> **SET EXERCISE**: Print the records below word for word, reproducing every line and its box coordinates without any change.

> **DATA SUPPLIED**:
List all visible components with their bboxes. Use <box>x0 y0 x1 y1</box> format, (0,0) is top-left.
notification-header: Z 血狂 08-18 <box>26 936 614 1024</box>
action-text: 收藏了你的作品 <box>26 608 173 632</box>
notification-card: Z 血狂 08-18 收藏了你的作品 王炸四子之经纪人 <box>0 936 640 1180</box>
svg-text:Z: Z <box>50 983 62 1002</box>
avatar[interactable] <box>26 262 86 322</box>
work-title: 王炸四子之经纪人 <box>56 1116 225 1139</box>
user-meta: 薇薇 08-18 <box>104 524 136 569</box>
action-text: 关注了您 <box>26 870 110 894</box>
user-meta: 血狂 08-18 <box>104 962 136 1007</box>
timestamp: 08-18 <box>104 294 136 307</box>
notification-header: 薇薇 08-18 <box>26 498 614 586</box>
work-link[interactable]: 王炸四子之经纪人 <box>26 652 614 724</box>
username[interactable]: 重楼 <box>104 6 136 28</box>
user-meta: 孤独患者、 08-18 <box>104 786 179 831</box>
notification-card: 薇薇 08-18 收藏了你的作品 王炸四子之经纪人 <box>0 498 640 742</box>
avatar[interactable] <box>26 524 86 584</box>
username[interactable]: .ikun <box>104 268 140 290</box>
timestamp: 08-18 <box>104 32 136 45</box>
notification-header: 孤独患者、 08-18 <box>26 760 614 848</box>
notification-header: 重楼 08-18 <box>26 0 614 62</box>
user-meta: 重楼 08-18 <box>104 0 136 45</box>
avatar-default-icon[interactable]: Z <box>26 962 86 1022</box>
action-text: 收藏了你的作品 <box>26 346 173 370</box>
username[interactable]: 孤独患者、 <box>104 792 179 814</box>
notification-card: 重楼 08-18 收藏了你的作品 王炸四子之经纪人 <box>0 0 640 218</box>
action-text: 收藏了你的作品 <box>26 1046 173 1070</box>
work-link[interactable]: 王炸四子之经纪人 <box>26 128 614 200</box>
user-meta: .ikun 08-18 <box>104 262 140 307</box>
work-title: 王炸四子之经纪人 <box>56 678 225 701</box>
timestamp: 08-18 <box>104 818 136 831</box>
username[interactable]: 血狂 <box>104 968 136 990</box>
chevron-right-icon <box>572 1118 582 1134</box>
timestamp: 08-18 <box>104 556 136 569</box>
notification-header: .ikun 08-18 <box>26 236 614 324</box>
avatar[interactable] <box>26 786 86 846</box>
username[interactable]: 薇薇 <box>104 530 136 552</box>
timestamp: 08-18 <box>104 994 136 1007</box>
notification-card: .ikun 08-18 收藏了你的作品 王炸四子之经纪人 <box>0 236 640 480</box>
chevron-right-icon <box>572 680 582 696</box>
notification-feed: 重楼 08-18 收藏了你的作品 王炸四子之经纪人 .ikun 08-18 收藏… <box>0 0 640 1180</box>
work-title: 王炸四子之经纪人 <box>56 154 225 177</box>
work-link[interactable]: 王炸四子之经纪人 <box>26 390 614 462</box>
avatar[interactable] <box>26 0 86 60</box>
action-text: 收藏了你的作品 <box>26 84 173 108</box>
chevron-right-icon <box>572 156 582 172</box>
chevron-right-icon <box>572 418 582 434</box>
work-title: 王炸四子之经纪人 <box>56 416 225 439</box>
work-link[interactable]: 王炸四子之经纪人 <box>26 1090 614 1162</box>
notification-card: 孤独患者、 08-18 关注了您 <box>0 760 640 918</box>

> **EXERCISE ANSWER**:
List all visible components with their bboxes. Use <box>x0 y0 x1 y1</box> format, (0,0) is top-left.
notification-header: Z 血狂 08-18 <box>26 936 614 1024</box>
action-text: 收藏了你的作品 <box>26 608 173 632</box>
notification-card: Z 血狂 08-18 收藏了你的作品 王炸四子之经纪人 <box>0 936 640 1180</box>
svg-text:Z: Z <box>50 983 62 1002</box>
avatar[interactable] <box>26 262 86 322</box>
work-title: 王炸四子之经纪人 <box>56 1116 225 1139</box>
user-meta: 薇薇 08-18 <box>104 524 136 569</box>
action-text: 关注了您 <box>26 870 110 894</box>
user-meta: 血狂 08-18 <box>104 962 136 1007</box>
timestamp: 08-18 <box>104 294 136 307</box>
notification-header: 薇薇 08-18 <box>26 498 614 586</box>
work-link[interactable]: 王炸四子之经纪人 <box>26 652 614 724</box>
username[interactable]: 重楼 <box>104 6 136 28</box>
user-meta: 孤独患者、 08-18 <box>104 786 179 831</box>
notification-card: 薇薇 08-18 收藏了你的作品 王炸四子之经纪人 <box>0 498 640 742</box>
avatar[interactable] <box>26 524 86 584</box>
username[interactable]: .ikun <box>104 268 140 290</box>
timestamp: 08-18 <box>104 32 136 45</box>
notification-header: 孤独患者、 08-18 <box>26 760 614 848</box>
notification-header: 重楼 08-18 <box>26 0 614 62</box>
user-meta: 重楼 08-18 <box>104 0 136 45</box>
avatar-default-icon[interactable]: Z <box>26 962 86 1022</box>
action-text: 收藏了你的作品 <box>26 346 173 370</box>
username[interactable]: 孤独患者、 <box>104 792 179 814</box>
notification-card: 重楼 08-18 收藏了你的作品 王炸四子之经纪人 <box>0 0 640 218</box>
action-text: 收藏了你的作品 <box>26 1046 173 1070</box>
work-link[interactable]: 王炸四子之经纪人 <box>26 128 614 200</box>
user-meta: .ikun 08-18 <box>104 262 140 307</box>
work-title: 王炸四子之经纪人 <box>56 678 225 701</box>
timestamp: 08-18 <box>104 818 136 831</box>
username[interactable]: 血狂 <box>104 968 136 990</box>
chevron-right-icon <box>572 1118 582 1134</box>
timestamp: 08-18 <box>104 556 136 569</box>
notification-header: .ikun 08-18 <box>26 236 614 324</box>
avatar[interactable] <box>26 786 86 846</box>
username[interactable]: 薇薇 <box>104 530 136 552</box>
timestamp: 08-18 <box>104 994 136 1007</box>
notification-card: .ikun 08-18 收藏了你的作品 王炸四子之经纪人 <box>0 236 640 480</box>
chevron-right-icon <box>572 680 582 696</box>
notification-feed: 重楼 08-18 收藏了你的作品 王炸四子之经纪人 .ikun 08-18 收藏… <box>0 0 640 1180</box>
work-title: 王炸四子之经纪人 <box>56 154 225 177</box>
work-link[interactable]: 王炸四子之经纪人 <box>26 390 614 462</box>
avatar[interactable] <box>26 0 86 60</box>
action-text: 收藏了你的作品 <box>26 84 173 108</box>
chevron-right-icon <box>572 156 582 172</box>
chevron-right-icon <box>572 418 582 434</box>
work-title: 王炸四子之经纪人 <box>56 416 225 439</box>
work-link[interactable]: 王炸四子之经纪人 <box>26 1090 614 1162</box>
notification-card: 孤独患者、 08-18 关注了您 <box>0 760 640 918</box>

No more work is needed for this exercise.